▸ SET PROBLEM:
Only the lines from the one bearing "What does this" to the final line should be transcribed, exactly and with both ends included. Pictures are to be left out.

▸ STORED DATA:
==========
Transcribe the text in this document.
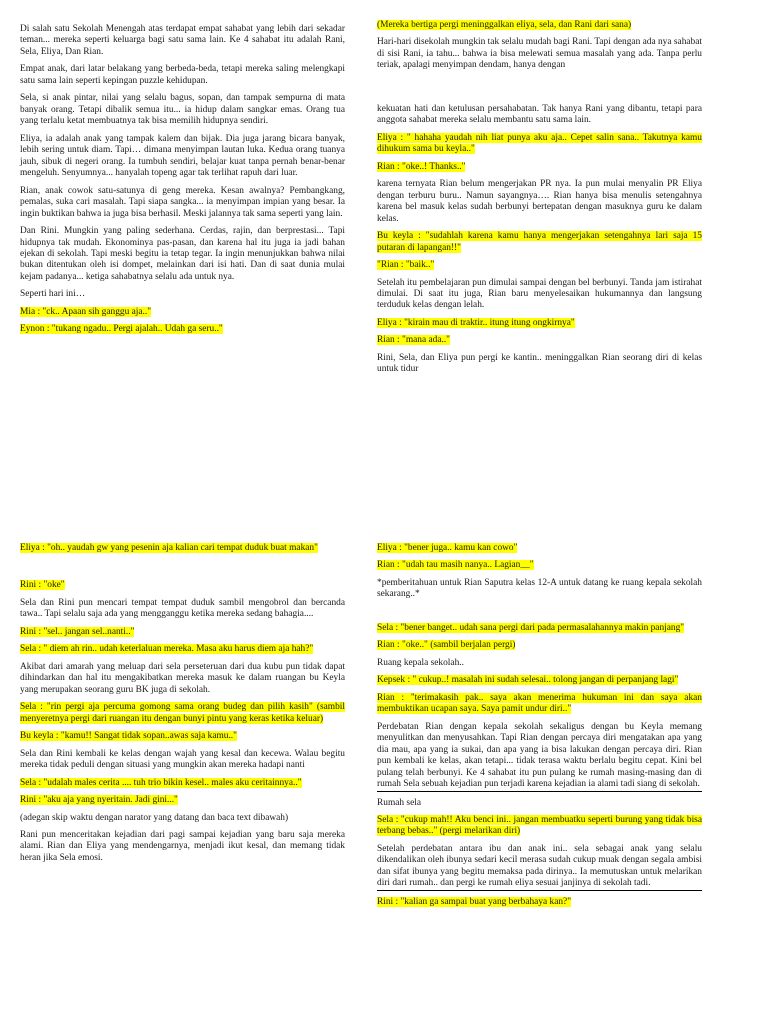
Di salah satu Sekolah Menengah atas terdapat empat sahabat yang lebih dari sekadar teman... mereka seperti keluarga bagi satu sama lain. Ke 4 sahabat itu adalah Rani, Sela, Eliya, Dan Rian.

Empat anak, dari latar belakang yang berbeda-beda, tetapi mereka saling melengkapi satu sama lain seperti kepingan puzzle kehidupan.

Sela, si anak pintar, nilai yang selalu bagus, sopan, dan tampak sempurna di mata banyak orang. Tetapi dibalik semua itu... ia hidup dalam sangkar emas. Orang tua yang terlalu ketat membuatnya tak bisa memilih hidupnya sendiri.

Eliya, ia adalah anak yang tampak kalem dan bijak. Dia juga jarang bicara banyak, lebih sering untuk diam. Tapi… dimana menyimpan lautan luka. Kedua orang tuanya jauh, sibuk di negeri orang. Ia tumbuh sendiri, belajar kuat tanpa pernah benar-benar mengeluh. Senyumnya... hanyalah topeng agar tak terlihat rapuh dari luar.

Rian, anak cowok satu-satunya di geng mereka. Kesan awalnya? Pembangkang, pemalas, suka cari masalah. Tapi siapa sangka... ia menyimpan impian yang besar. Ia ingin buktikan bahwa ia juga bisa berhasil. Meski jalannya tak sama seperti yang lain.

Dan Rini. Mungkin yang paling sederhana. Cerdas, rajin, dan berprestasi... Tapi hidupnya tak mudah. Ekonominya pas-pasan, dan karena hal itu juga ia jadi bahan ejekan di sekolah. Tapi meski begitu ia tetap tegar. Ia ingin menunjukkan bahwa nilai bukan ditentukan oleh isi dompet, melainkan dari isi hati. Dan di saat dunia mulai kejam padanya... ketiga sahabatnya selalu ada untuk nya.

Seperti hari ini…

Mia : "ck.. Apaan sih ganggu aja.."

Eynon : "tukang ngadu.. Pergi ajalah.. Udah ga seru.."

(Mereka bertiga pergi meninggalkan eliya, sela, dan Rani dari sana)

Hari-hari disekolah mungkin tak selalu mudah bagi Rani. Tapi dengan ada nya sahabat di sisi Rani, ia tahu... bahwa ia bisa melewati semua masalah yang ada. Tanpa perlu teriak, apalagi menyimpan dendam, hanya dengan

kekuatan hati dan ketulusan persahabatan. Tak hanya Rani yang dibantu, tetapi para anggota sahabat mereka selalu membantu satu sama lain.

Eliya : " hahaha yaudah nih liat punya aku aja.. Cepet salin sana.. Takutnya kamu dihukum sama bu keyla.."

Rian : "oke..! Thanks.."

karena ternyata Rian belum mengerjakan PR nya. Ia pun mulai menyalin PR Eliya dengan terburu buru.. Namun sayangnya…. Rian hanya bisa menulis setengahnya karena bel masuk kelas sudah berbunyi bertepatan dengan masuknya guru ke dalam kelas.

Bu keyla : "sudahlah karena kamu hanya mengerjakan setengahnya lari saja 15 putaran di lapangan!!"

"Rian : "baik.."

Setelah itu pembelajaran pun dimulai sampai dengan bel berbunyi. Tanda jam istirahat dimulai. Di saat itu juga, Rian baru menyelesaikan hukumannya dan langsung terduduk kelas dengan lelah.

Eliya : "kirain mau di traktir.. itung itung ongkirnya"

Rian : "mana ada.."

Rini, Sela, dan Eliya pun pergi ke kantin.. meninggalkan Rian seorang diri di kelas untuk tidur

Eliya : "oh.. yaudah gw yang pesenin aja kalian cari tempat duduk buat makan"

Rini : "oke"

Sela dan Rini pun mencari tempat tempat duduk sambil mengobrol dan bercanda tawa.. Tapi selalu saja ada yang mengganggu ketika mereka sedang bahagia....

Rini : "sel.. jangan sel..nanti.."

Sela : " diem ah rin.. udah keterlaluan mereka. Masa aku harus diem aja hah?"

Akibat dari amarah yang meluap dari sela perseteruan dari dua kubu pun tidak dapat dihindarkan dan hal itu mengakibatkan mereka masuk ke dalam ruangan bu Keyla yang merupakan seorang guru BK juga di sekolah.

Sela : "rin pergi aja percuma gomong sama orang budeg dan pilih kasih" (sambil menyeretnya pergi dari ruangan itu dengan bunyi pintu yang keras ketika keluar)

Bu keyla : "kamu!! Sangat tidak sopan..awas saja kamu.."

Sela dan Rini kembali ke kelas dengan wajah yang kesal dan kecewa. Walau begitu mereka tidak peduli dengan situasi yang mungkin akan mereka hadapi nanti

Sela : "udalah males cerita .... tuh trio bikin kesel.. males aku ceritainnya.."

Rini : "aku aja yang nyeritain. Jadi gini..."

(adegan skip waktu dengan narator yang datang dan baca text dibawah)

Rani pun menceritakan kejadian dari pagi sampai kejadian yang baru saja mereka alami. Rian dan Eliya yang mendengarnya, menjadi ikut kesal, dan memang tidak heran jika Sela emosi.

Eliya : "bener juga.. kamu kan cowo"

Rian : "udah tau masih nanya.. Lagian__"

*pemberitahuan untuk Rian Saputra kelas 12-A untuk datang ke ruang kepala sekolah sekarang..*

Sela : "bener banget.. udah sana pergi dari pada permasalahannya makin panjang"

Rian : "oke.." (sambil berjalan pergi)

Ruang kepala sekolah..

Kepsek : " cukup..! masalah ini sudah selesai.. tolong jangan di perpanjang lagi"

Rian : "terimakasih pak.. saya akan menerima hukuman ini dan saya akan membuktikan ucapan saya. Saya pamit undur diri.."

Perdebatan Rian dengan kepala sekolah sekaligus dengan bu Keyla memang menyulitkan dan menyusahkan. Tapi Rian dengan percaya diri mengatakan apa yang dia mau, apa yang ia sukai, dan apa yang ia bisa lakukan dengan percaya diri. Rian pun kembali ke kelas, akan tetapi... tidak terasa waktu berlalu begitu cepat. Kini bel pulang telah berbunyi. Ke 4 sahabat itu pun pulang ke rumah masing-masing dan di rumah Sela sebuah kejadian pun terjadi karena kejadian ia alami tadi siang di sekolah.

Rumah sela

Sela : "cukup mah!! Aku benci ini.. jangan membuatku seperti burung yang tidak bisa terbang bebas.." (pergi melarikan diri)

Setelah perdebatan antara ibu dan anak ini.. sela sebagai anak yang selalu dikendalikan oleh ibunya sedari kecil merasa sudah cukup muak dengan segala ambisi dan sifat ibunya yang begitu memaksa pada dirinya.. Ia memutuskan untuk melarikan diri dari rumah.. dan pergi ke rumah eliya sesuai janjinya di sekolah tadi.

Rini : "kalian ga sampai buat yang berbahaya kan?"
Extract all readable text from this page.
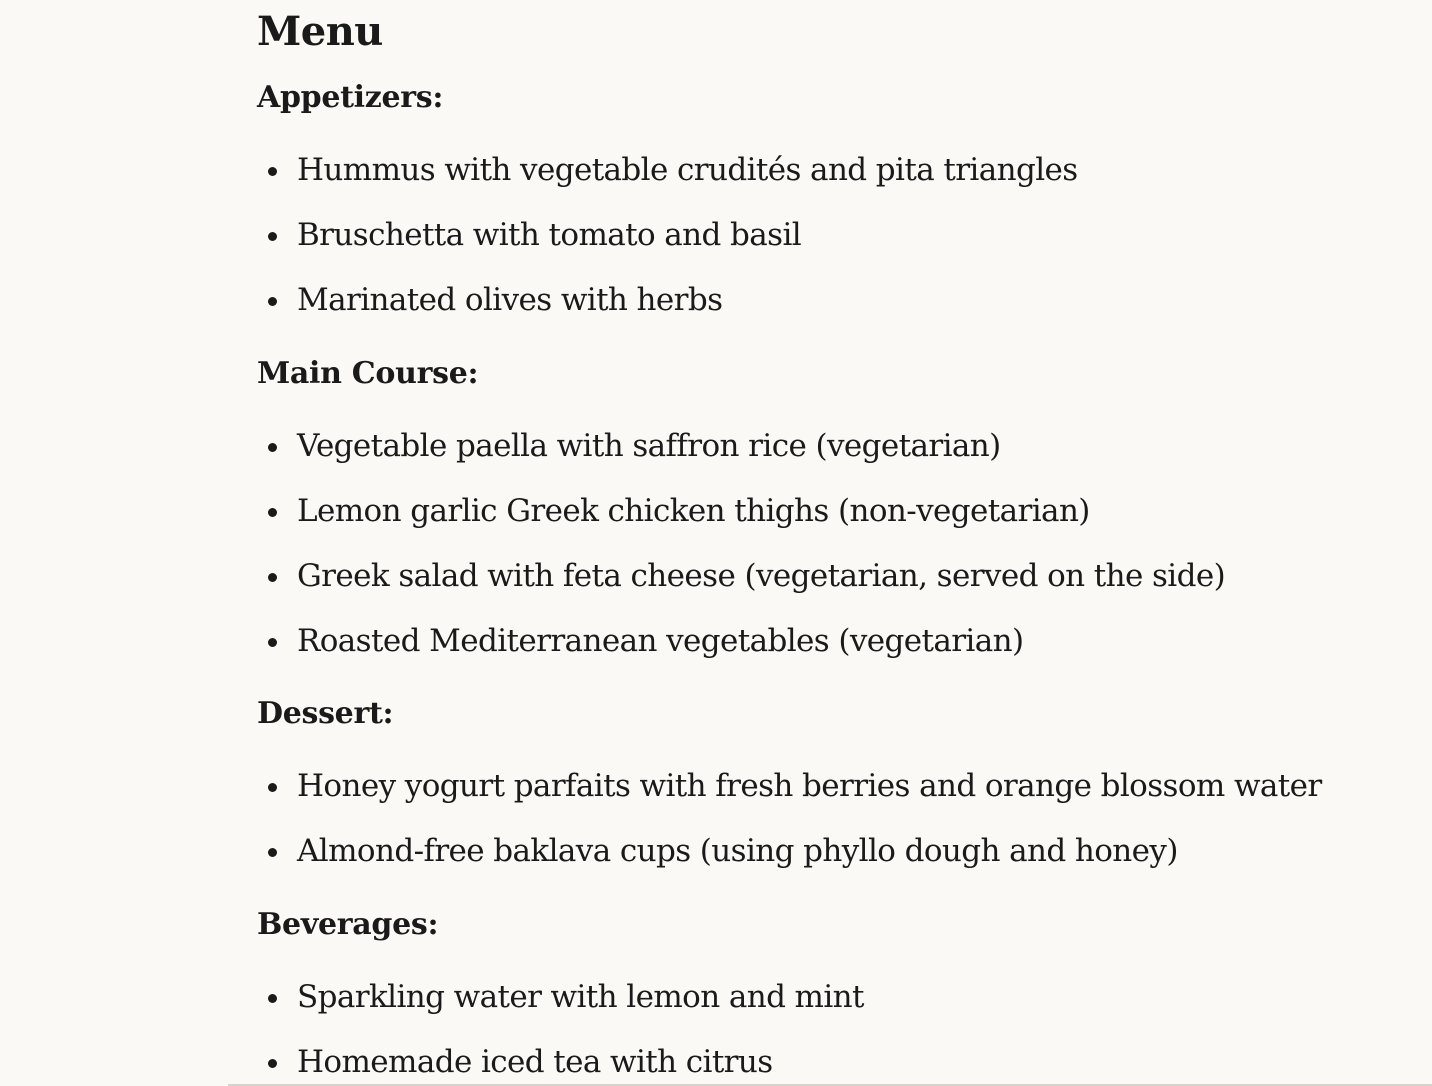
Menu
Appetizers:
Hummus with vegetable crudités and pita triangles
Bruschetta with tomato and basil
Marinated olives with herbs
Main Course:
Vegetable paella with saffron rice (vegetarian)
Lemon garlic Greek chicken thighs (non-vegetarian)
Greek salad with feta cheese (vegetarian, served on the side)
Roasted Mediterranean vegetables (vegetarian)
Dessert:
Honey yogurt parfaits with fresh berries and orange blossom water
Almond-free baklava cups (using phyllo dough and honey)
Beverages:
Sparkling water with lemon and mint
Homemade iced tea with citrus
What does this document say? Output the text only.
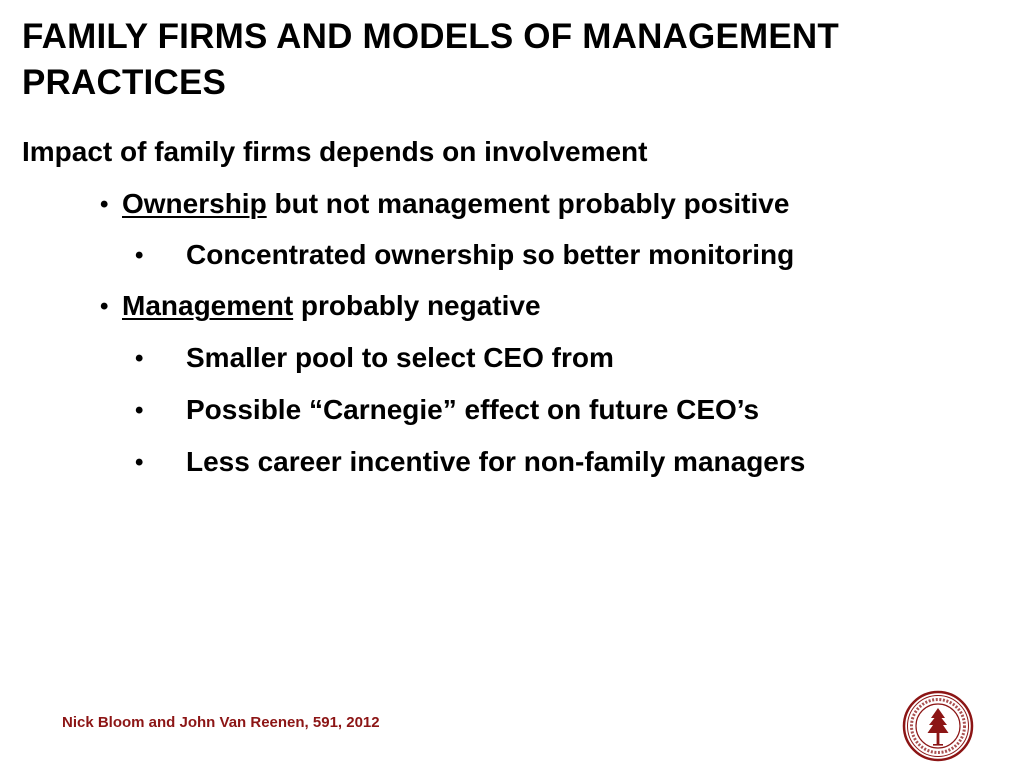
FAMILY FIRMS AND MODELS OF MANAGEMENT PRACTICES

Impact of family firms depends on involvement

• Ownership but not management probably positive
• Concentrated ownership so better monitoring
• Management probably negative
• Smaller pool to select CEO from
• Possible “Carnegie” effect on future CEO’s
• Less career incentive for non-family managers
Nick Bloom and John Van Reenen, 591, 2012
==========
▸ SOLVED EXERCISE:
What does this document say? Output the text only.
FAMILY FIRMS AND MODELS OF MANAGEMENT PRACTICES

Impact of family firms depends on involvement

• Ownership but not management probably positive
• Concentrated ownership so better monitoring
• Management probably negative
• Smaller pool to select CEO from
• Possible “Carnegie” effect on future CEO’s
• Less career incentive for non-family managers
Nick Bloom and John Van Reenen, 591, 2012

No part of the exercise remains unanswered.